*TASK:*
Restate the whole of the material. Keep every word, and drop the pictures.

*DATA:*
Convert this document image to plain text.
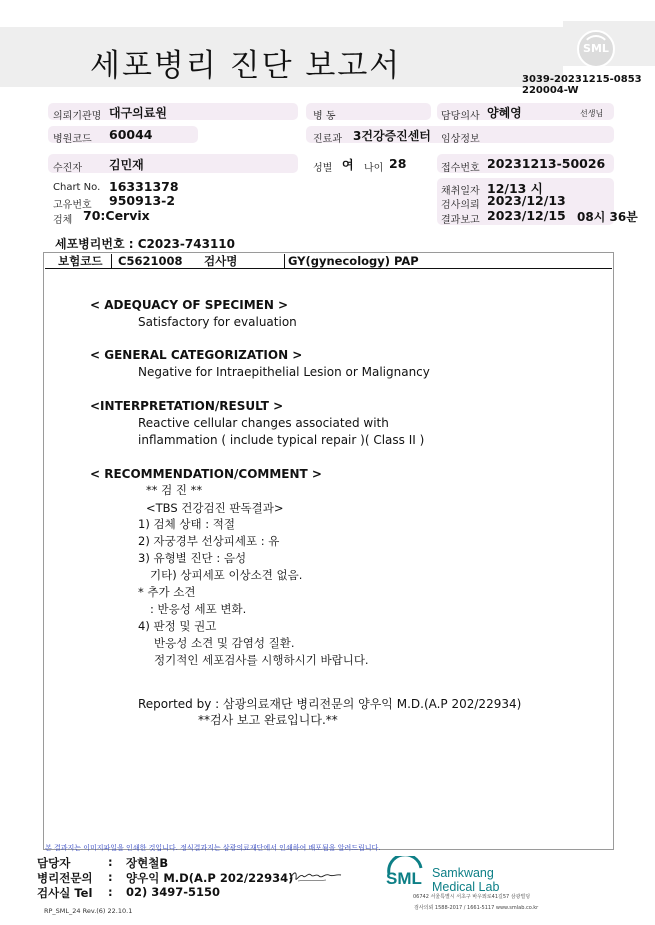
세포병리 진단 보고서	SML
3039-20231215-0853
220004-W
의뢰기관명 대구의료원	병 동	담당의사 양혜영	선생님
병원코드 60044	진료과 3건강증진센터 임상정보
수진자 김민재	성별 여 나이 28	접수번호 20231213-50026
Chart No. 16331378
고유번호 950913-2
검체 70:Cervix
채취일자 12/13 시
검사의뢰 2023/12/13
결과보고 2023/12/15 08시 36분
세포병리번호 : C2023-743110
보험코드 C5621008 검사명	GY(gynecology) PAP
< ADEQUACY OF SPECIMEN >
Satisfactory for evaluation
< GENERAL CATEGORIZATION >
Negative for Intraepithelial Lesion or Malignancy
<INTERPRETATION/RESULT >
Reactive cellular changes associated with
inflammation ( include typical repair )( Class II )
< RECOMMENDATION/COMMENT >
** 검 진 **
<TBS 건강검진 판독결과>
1) 검체 상태 : 적절
2) 자궁경부 선상피세포 : 유
3) 유형별 진단 : 음성
기타) 상피세포 이상소견 없음.
* 추가 소견
: 반응성 세포 변화.
4) 판정 및 권고
반응성 소견 및 감염성 질환.
정기적인 세포검사를 시행하시기 바랍니다.
Reported by : 삼광의료재단 병리전문의 양우익 M.D.(A.P 202/22934)
**검사 보고 완료입니다.**
본 결과지는 이미지파일을 인쇄한 것입니다. 정식결과지는 삼광의료재단에서 인쇄하여 배포됨을 알려드립니다.
담당자	: 장현철B
병리전문의 : 양우익 M.D(A.P 202/22934)
검사실 Tel : 02) 3497-5150
RP_SML_24 Rev.(6) 22.10.1
SML Samkwang
Medical Lab
06742 서울특별시 서초구 바우뫼로41길57 삼광빌딩
검사의뢰 1588-2017 / 1661-5117 www.smlab.co.kr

*RESULT:*
Convert this document image to plain text.
세포병리 진단 보고서	SML
3039-20231215-0853
220004-W
의뢰기관명 대구의료원	병 동	담당의사 양혜영	선생님
병원코드 60044	진료과 3건강증진센터 임상정보
수진자 김민재	성별 여 나이 28	접수번호 20231213-50026
Chart No. 16331378
고유번호 950913-2
검체 70:Cervix
채취일자 12/13 시
검사의뢰 2023/12/13
결과보고 2023/12/15 08시 36분
세포병리번호 : C2023-743110
보험코드 C5621008 검사명	GY(gynecology) PAP
< ADEQUACY OF SPECIMEN >
Satisfactory for evaluation
< GENERAL CATEGORIZATION >
Negative for Intraepithelial Lesion or Malignancy
<INTERPRETATION/RESULT >
Reactive cellular changes associated with
inflammation ( include typical repair )( Class II )
< RECOMMENDATION/COMMENT >
** 검 진 **
<TBS 건강검진 판독결과>
1) 검체 상태 : 적절
2) 자궁경부 선상피세포 : 유
3) 유형별 진단 : 음성
기타) 상피세포 이상소견 없음.
* 추가 소견
: 반응성 세포 변화.
4) 판정 및 권고
반응성 소견 및 감염성 질환.
정기적인 세포검사를 시행하시기 바랍니다.
Reported by : 삼광의료재단 병리전문의 양우익 M.D.(A.P 202/22934)
**검사 보고 완료입니다.**
본 결과지는 이미지파일을 인쇄한 것입니다. 정식결과지는 삼광의료재단에서 인쇄하여 배포됨을 알려드립니다.
담당자	: 장현철B
병리전문의 : 양우익 M.D(A.P 202/22934)
검사실 Tel : 02) 3497-5150
RP_SML_24 Rev.(6) 22.10.1
SML Samkwang
Medical Lab
06742 서울특별시 서초구 바우뫼로41길57 삼광빌딩
검사의뢰 1588-2017 / 1661-5117 www.smlab.co.kr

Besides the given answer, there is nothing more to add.